● Work instructions:
Read through the data and report every line in which the word "JSON" occurs.

Records from a collection of figures
(begin)
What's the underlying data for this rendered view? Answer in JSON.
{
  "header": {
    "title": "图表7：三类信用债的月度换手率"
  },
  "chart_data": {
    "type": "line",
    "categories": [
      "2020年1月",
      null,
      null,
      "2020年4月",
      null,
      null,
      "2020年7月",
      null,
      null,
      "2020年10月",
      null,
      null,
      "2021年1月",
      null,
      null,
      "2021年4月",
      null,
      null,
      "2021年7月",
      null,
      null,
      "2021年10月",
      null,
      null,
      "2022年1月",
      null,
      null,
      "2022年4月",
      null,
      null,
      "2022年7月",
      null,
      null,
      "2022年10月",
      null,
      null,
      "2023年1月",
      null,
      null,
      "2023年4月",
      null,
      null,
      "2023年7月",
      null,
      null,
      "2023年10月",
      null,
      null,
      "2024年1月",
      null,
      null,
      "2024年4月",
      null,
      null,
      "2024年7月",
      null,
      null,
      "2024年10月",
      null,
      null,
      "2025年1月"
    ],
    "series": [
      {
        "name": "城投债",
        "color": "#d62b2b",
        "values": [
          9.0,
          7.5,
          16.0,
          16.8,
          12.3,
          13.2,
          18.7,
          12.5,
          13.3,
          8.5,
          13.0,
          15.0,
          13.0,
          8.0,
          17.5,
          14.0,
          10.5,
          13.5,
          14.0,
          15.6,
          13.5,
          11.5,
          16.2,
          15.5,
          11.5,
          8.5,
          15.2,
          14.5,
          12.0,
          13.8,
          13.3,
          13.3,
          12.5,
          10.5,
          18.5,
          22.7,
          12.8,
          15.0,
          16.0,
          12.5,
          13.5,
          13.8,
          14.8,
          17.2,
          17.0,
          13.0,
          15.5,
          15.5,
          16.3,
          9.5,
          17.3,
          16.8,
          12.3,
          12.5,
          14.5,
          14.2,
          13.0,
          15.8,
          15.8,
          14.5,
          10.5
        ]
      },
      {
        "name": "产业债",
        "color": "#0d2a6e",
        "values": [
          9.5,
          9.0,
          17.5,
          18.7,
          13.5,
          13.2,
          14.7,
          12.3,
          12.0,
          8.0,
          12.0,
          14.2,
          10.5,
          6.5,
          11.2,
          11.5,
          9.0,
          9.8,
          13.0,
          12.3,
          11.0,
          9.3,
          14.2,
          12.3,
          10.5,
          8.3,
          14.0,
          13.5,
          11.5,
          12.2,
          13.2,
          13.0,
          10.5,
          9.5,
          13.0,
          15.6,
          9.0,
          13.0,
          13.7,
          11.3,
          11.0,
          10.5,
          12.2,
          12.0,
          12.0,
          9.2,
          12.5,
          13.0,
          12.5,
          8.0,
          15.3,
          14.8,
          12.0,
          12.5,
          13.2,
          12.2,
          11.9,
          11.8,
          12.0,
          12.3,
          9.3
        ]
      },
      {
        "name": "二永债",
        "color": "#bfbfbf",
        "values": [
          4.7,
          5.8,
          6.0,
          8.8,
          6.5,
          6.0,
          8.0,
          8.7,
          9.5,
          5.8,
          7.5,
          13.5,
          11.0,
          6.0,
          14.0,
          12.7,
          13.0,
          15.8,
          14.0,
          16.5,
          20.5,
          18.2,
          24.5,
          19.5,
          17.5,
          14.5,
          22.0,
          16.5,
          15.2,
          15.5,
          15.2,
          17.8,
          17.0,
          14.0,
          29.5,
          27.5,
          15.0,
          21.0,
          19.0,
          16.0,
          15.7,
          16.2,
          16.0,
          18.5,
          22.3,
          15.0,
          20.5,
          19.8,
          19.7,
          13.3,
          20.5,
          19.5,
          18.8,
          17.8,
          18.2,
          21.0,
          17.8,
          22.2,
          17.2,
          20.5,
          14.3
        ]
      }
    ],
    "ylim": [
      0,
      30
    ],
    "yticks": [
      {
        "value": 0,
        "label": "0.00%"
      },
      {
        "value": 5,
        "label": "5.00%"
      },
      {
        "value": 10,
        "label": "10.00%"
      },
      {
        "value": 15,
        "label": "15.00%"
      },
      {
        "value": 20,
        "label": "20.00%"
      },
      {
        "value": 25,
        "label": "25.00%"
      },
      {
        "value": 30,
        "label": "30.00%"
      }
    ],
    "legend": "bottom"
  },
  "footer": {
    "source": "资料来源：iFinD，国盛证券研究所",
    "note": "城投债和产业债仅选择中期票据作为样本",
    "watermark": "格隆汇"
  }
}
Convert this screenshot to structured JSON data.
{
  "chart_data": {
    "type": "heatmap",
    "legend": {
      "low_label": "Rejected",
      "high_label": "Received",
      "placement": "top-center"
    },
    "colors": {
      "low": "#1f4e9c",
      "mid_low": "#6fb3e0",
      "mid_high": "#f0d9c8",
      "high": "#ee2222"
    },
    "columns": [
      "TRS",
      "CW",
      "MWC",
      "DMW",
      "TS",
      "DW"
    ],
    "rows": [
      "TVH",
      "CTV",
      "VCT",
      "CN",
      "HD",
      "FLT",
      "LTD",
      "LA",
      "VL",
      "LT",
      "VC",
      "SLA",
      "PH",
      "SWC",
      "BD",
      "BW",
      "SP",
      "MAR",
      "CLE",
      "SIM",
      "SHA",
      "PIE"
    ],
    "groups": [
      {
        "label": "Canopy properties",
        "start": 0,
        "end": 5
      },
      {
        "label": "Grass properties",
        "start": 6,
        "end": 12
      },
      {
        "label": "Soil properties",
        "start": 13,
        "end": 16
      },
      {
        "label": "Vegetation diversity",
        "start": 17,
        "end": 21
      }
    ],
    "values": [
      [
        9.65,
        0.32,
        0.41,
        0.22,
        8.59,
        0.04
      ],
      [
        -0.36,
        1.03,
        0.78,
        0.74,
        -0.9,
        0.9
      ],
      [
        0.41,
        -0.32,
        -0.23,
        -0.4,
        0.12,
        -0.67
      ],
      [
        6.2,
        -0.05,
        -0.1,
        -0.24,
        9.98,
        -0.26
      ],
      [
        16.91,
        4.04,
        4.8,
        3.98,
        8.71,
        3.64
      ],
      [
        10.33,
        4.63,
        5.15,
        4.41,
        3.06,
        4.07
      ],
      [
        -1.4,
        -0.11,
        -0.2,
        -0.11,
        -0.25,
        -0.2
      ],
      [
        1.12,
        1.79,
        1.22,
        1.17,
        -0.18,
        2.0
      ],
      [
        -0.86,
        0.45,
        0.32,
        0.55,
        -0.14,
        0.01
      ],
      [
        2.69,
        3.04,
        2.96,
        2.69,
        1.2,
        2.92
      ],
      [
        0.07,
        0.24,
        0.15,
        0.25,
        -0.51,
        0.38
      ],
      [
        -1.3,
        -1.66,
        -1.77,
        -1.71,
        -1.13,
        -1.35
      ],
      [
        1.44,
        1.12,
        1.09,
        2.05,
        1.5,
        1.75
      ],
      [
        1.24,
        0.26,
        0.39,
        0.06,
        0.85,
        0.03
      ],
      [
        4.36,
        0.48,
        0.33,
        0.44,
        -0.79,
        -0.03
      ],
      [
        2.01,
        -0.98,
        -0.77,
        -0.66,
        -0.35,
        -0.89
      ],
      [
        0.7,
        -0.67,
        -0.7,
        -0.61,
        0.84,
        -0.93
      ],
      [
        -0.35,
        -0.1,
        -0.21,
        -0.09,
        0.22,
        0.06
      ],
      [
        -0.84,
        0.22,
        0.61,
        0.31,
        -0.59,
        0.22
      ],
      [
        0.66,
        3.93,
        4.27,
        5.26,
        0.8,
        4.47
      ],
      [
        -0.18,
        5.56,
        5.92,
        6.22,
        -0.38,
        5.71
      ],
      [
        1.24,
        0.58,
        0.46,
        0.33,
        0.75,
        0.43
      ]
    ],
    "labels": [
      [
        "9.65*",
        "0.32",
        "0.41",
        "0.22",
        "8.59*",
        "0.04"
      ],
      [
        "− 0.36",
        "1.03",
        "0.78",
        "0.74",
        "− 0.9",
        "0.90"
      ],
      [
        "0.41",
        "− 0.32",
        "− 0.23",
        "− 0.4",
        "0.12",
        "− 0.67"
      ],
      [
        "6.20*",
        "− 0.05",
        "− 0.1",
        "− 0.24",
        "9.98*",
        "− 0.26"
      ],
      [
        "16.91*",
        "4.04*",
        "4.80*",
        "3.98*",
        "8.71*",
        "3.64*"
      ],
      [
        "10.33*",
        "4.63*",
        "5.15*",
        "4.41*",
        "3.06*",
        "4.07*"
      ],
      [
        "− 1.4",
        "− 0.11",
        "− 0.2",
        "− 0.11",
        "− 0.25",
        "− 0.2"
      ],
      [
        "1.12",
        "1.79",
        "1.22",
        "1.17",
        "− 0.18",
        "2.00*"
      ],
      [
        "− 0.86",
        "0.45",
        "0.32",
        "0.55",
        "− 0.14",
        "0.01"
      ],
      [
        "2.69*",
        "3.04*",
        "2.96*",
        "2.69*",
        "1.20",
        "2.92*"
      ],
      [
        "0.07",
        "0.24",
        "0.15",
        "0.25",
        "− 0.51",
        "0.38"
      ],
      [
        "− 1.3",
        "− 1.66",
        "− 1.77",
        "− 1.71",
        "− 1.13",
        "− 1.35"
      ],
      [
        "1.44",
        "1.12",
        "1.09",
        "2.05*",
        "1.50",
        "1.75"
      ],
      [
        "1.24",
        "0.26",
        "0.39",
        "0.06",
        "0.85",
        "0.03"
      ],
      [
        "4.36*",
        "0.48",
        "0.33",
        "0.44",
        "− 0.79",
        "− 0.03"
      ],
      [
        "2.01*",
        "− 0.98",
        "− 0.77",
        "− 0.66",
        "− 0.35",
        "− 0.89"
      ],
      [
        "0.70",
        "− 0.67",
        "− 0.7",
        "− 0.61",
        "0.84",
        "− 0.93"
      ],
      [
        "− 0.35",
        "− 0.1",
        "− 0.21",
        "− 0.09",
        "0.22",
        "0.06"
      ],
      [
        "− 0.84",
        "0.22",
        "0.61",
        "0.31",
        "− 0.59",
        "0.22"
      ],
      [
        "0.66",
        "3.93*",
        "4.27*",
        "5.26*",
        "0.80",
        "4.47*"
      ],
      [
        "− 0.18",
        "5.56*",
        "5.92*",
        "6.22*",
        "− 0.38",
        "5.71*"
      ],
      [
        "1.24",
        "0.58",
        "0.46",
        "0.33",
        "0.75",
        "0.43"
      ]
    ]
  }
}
(end)
● Answer for this exercise:
What's the underlying data for this rendered view? Answer in JSON.
Convert this screenshot to structured JSON data.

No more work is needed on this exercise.